◆ **EXERCISE BRIEF**
Every record should be repeated exactly, except that pictures are left out.

Extracted data entries:
◇ ◇ ◇ ◇ ◇ ◇ ◇

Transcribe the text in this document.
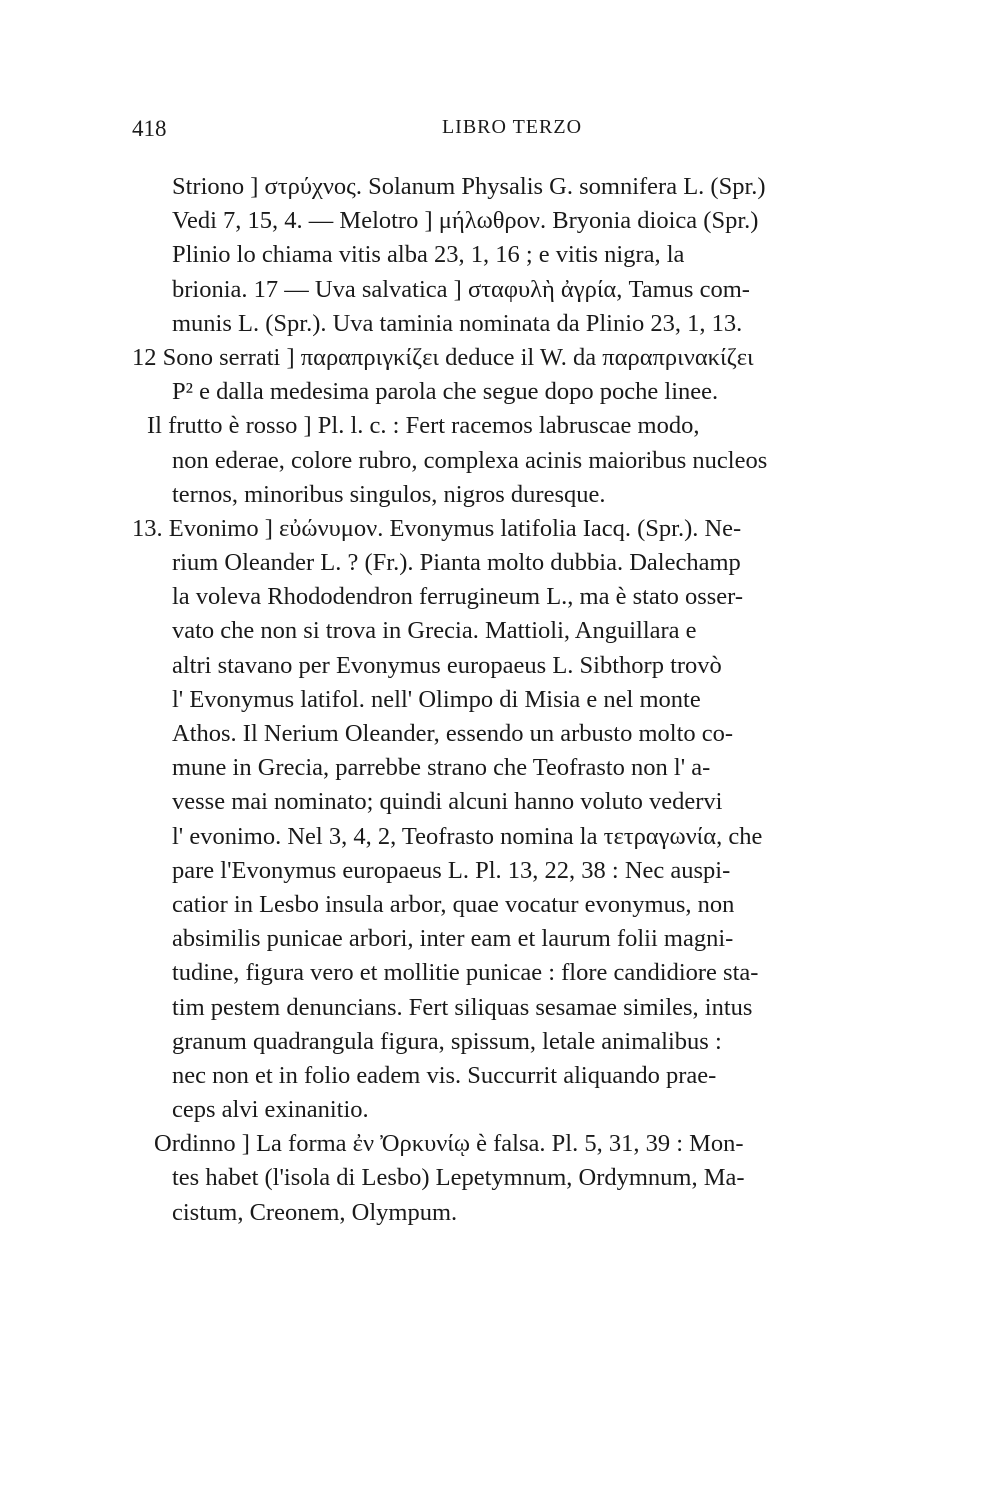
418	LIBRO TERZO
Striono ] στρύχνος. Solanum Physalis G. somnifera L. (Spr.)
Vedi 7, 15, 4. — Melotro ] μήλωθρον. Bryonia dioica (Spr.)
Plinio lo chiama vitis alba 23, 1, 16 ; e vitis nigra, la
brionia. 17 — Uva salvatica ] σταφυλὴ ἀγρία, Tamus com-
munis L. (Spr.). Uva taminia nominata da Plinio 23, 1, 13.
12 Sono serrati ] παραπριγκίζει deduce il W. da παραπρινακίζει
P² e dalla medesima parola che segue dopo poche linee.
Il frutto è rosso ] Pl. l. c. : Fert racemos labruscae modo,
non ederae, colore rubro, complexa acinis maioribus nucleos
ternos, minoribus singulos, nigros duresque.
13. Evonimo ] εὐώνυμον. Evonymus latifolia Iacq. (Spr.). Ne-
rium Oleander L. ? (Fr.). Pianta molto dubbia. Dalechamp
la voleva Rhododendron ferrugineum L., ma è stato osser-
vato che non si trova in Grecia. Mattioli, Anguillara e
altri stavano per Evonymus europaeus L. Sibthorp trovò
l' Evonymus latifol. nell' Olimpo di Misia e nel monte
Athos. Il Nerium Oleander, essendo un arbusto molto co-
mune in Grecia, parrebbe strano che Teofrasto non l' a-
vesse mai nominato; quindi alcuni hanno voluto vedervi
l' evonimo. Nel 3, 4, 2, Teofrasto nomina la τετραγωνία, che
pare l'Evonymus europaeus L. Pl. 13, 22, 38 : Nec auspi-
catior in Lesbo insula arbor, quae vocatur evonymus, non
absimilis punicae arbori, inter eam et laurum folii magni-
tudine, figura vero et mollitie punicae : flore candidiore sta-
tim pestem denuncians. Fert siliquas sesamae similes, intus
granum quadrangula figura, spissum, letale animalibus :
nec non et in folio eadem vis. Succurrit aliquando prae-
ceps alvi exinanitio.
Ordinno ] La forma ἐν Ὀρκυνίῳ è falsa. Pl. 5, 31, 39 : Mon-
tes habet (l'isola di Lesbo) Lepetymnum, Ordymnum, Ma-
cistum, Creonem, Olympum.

◇ ◇ ◇ ◇ ◇ ◇ ◇

◆ **THE COMPLETED TASK**
Transcribe the text in this document.
418	LIBRO TERZO
Striono ] στρύχνος. Solanum Physalis G. somnifera L. (Spr.)
Vedi 7, 15, 4. — Melotro ] μήλωθρον. Bryonia dioica (Spr.)
Plinio lo chiama vitis alba 23, 1, 16 ; e vitis nigra, la
brionia. 17 — Uva salvatica ] σταφυλὴ ἀγρία, Tamus com-
munis L. (Spr.). Uva taminia nominata da Plinio 23, 1, 13.
12 Sono serrati ] παραπριγκίζει deduce il W. da παραπρινακίζει
P² e dalla medesima parola che segue dopo poche linee.
Il frutto è rosso ] Pl. l. c. : Fert racemos labruscae modo,
non ederae, colore rubro, complexa acinis maioribus nucleos
ternos, minoribus singulos, nigros duresque.
13. Evonimo ] εὐώνυμον. Evonymus latifolia Iacq. (Spr.). Ne-
rium Oleander L. ? (Fr.). Pianta molto dubbia. Dalechamp
la voleva Rhododendron ferrugineum L., ma è stato osser-
vato che non si trova in Grecia. Mattioli, Anguillara e
altri stavano per Evonymus europaeus L. Sibthorp trovò
l' Evonymus latifol. nell' Olimpo di Misia e nel monte
Athos. Il Nerium Oleander, essendo un arbusto molto co-
mune in Grecia, parrebbe strano che Teofrasto non l' a-
vesse mai nominato; quindi alcuni hanno voluto vedervi
l' evonimo. Nel 3, 4, 2, Teofrasto nomina la τετραγωνία, che
pare l'Evonymus europaeus L. Pl. 13, 22, 38 : Nec auspi-
catior in Lesbo insula arbor, quae vocatur evonymus, non
absimilis punicae arbori, inter eam et laurum folii magni-
tudine, figura vero et mollitie punicae : flore candidiore sta-
tim pestem denuncians. Fert siliquas sesamae similes, intus
granum quadrangula figura, spissum, letale animalibus :
nec non et in folio eadem vis. Succurrit aliquando prae-
ceps alvi exinanitio.
Ordinno ] La forma ἐν Ὀρκυνίῳ è falsa. Pl. 5, 31, 39 : Mon-
tes habet (l'isola di Lesbo) Lepetymnum, Ordymnum, Ma-
cistum, Creonem, Olympum.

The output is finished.